WHAT TO PRODUCE: Retype the material below. Keep every word exactly as it is.

SUPPLIED INFORMATION:

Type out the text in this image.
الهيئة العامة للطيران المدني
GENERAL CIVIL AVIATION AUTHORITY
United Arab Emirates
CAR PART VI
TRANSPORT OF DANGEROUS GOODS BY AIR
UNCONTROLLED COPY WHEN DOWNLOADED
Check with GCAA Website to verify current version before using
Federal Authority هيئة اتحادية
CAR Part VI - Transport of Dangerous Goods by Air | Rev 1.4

TASK ANSWER:
Type out the text in this image.
الهيئة العامة للطيران المدني
GENERAL CIVIL AVIATION AUTHORITY
United Arab Emirates
CAR PART VI
TRANSPORT OF DANGEROUS GOODS BY AIR
UNCONTROLLED COPY WHEN DOWNLOADED
Check with GCAA Website to verify current version before using
Federal Authority هيئة اتحادية
CAR Part VI - Transport of Dangerous Goods by Air | Rev 1.4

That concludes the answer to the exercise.